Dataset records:
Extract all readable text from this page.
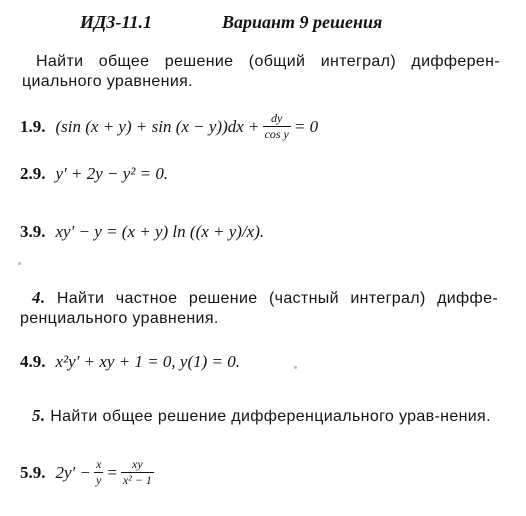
ИДЗ-11.1	Вариант 9 решения
Найти общее решение (общий интеграл) дифферен-циального уравнения.
1.9. (sin $(x + y) + \sin (x - y))dx + \frac{dy}{\text{cos y}} = 0$
2.9. y′ + 2y − y² = 0.
3.9. xy′ − y = (x + y) ln ((x + y)/x).
4. Найти частное решение (частный интеграл) диффе-ренциального уравнения.
4.9. x²y′ + xy + 1 = 0, y(1) = 0.
5. Найти общее решение дифференциального урав-нения.
5.9. $2y' - \frac{x}{y} = \frac{xy}{\text{x² − 1}}$
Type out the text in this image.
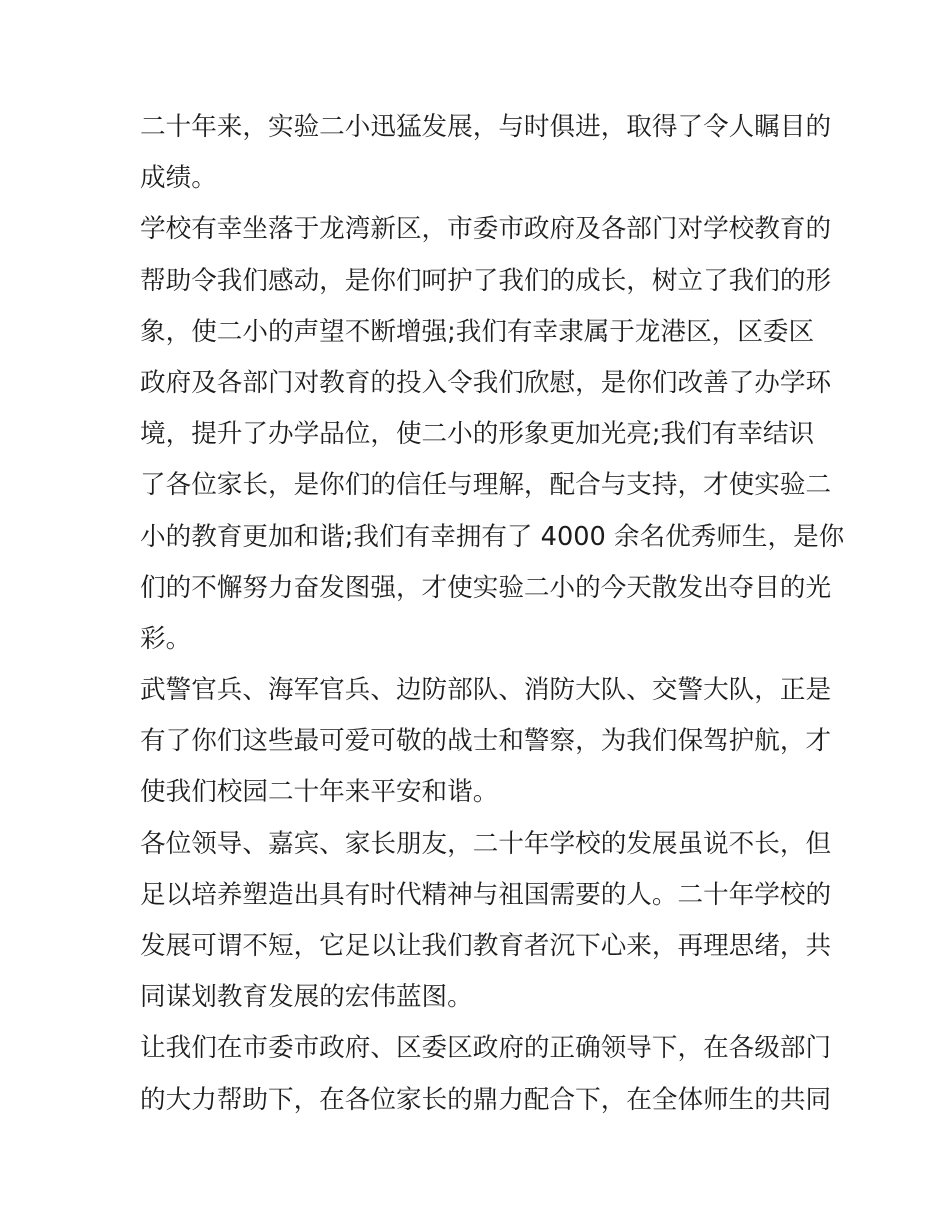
二十年来，实验二小迅猛发展，与时俱进，取得了令人瞩目的
成绩。
学校有幸坐落于龙湾新区，市委市政府及各部门对学校教育的
帮助令我们感动，是你们呵护了我们的成长，树立了我们的形
象，使二小的声望不断增强;我们有幸隶属于龙港区，区委区
政府及各部门对教育的投入令我们欣慰，是你们改善了办学环
境，提升了办学品位，使二小的形象更加光亮;我们有幸结识
了各位家长，是你们的信任与理解，配合与支持，才使实验二
小的教育更加和谐;我们有幸拥有了 4000 余名优秀师生，是你
们的不懈努力奋发图强，才使实验二小的今天散发出夺目的光
彩。
武警官兵、海军官兵、边防部队、消防大队、交警大队，正是
有了你们这些最可爱可敬的战士和警察，为我们保驾护航，才
使我们校园二十年来平安和谐。
各位领导、嘉宾、家长朋友，二十年学校的发展虽说不长，但
足以培养塑造出具有时代精神与祖国需要的人。二十年学校的
发展可谓不短，它足以让我们教育者沉下心来，再理思绪，共
同谋划教育发展的宏伟蓝图。
让我们在市委市政府、区委区政府的正确领导下，在各级部门
的大力帮助下，在各位家长的鼎力配合下，在全体师生的共同
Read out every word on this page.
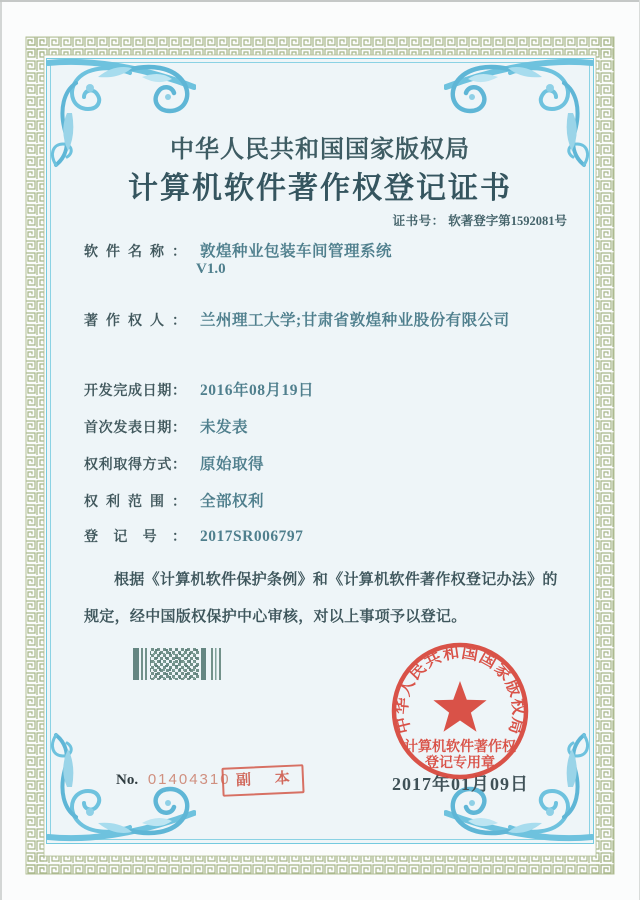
中华人民共和国国家版权局
计算机软件著作权登记证书
证书号： 软著登字第1592081号
软件名称： 敦煌种业包装车间管理系统
V1.0
著作权人： 兰州理工大学;甘肃省敦煌种业股份有限公司
开发完成日期： 2016年08月19日
首次发表日期： 未发表
权利取得方式： 原始取得
权利范围： 全部权利
登记号： 2017SR006797
根据《计算机软件保护条例》和《计算机软件著作权登记办法》的
规定，经中国版权保护中心审核，对以上事项予以登记。
No. 01404310 副 本	2017年01月09日
中华人民共和国国家版权局
计算机软件著作权
登记专用章
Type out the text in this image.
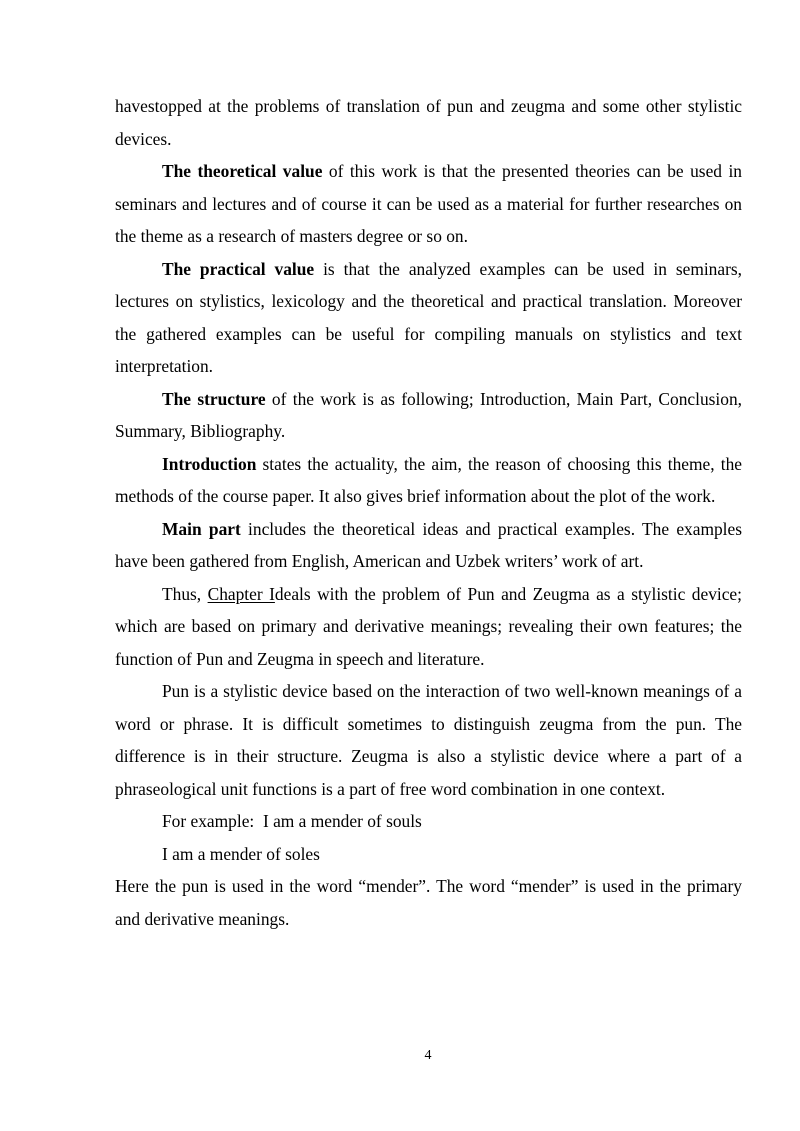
havestopped at the problems of translation of pun and zeugma and some other stylistic devices.

The theoretical value of this work is that the presented theories can be used in seminars and lectures and of course it can be used as a material for further researches on the theme as a research of masters degree or so on.

The practical value is that the analyzed examples can be used in seminars, lectures on stylistics, lexicology and the theoretical and practical translation. Moreover the gathered examples can be useful for compiling manuals on stylistics and text interpretation.

The structure of the work is as following; Introduction, Main Part, Conclusion, Summary, Bibliography.

Introduction states the actuality, the aim, the reason of choosing this theme, the methods of the course paper. It also gives brief information about the plot of the work.

Main part includes the theoretical ideas and practical examples. The examples have been gathered from English, American and Uzbek writers’ work of art.

Thus, Chapter Ideals with the problem of Pun and Zeugma as a stylistic device; which are based on primary and derivative meanings; revealing their own features; the function of Pun and Zeugma in speech and literature.

Pun is a stylistic device based on the interaction of two well-known meanings of a word or phrase. It is difficult sometimes to distinguish zeugma from the pun. The difference is in their structure. Zeugma is also a stylistic device where a part of a phraseological unit functions is a part of free word combination in one context.

For example:  I am a mender of souls

I am a mender of soles

Here the pun is used in the word “mender”. The word “mender” is used in the primary and derivative meanings.

4
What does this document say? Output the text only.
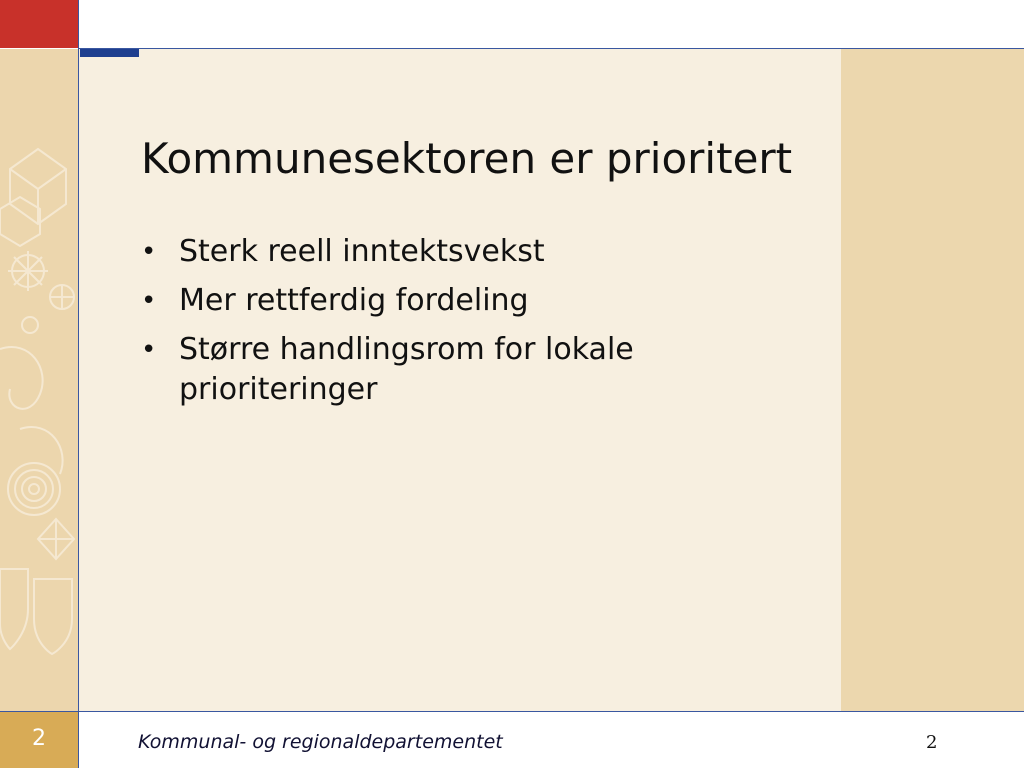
Kommunesektoren er prioritert
• Sterk reell inntektsvekst
• Mer rettferdig fordeling
• Større handlingsrom for lokale prioriteringer
2	Kommunal- og regionaldepartementet	2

WHAT TO WORK ON
Supply the count of lines in the entries that contain the word "practical", and nothing besides.

PROBLEM SOLUTION
2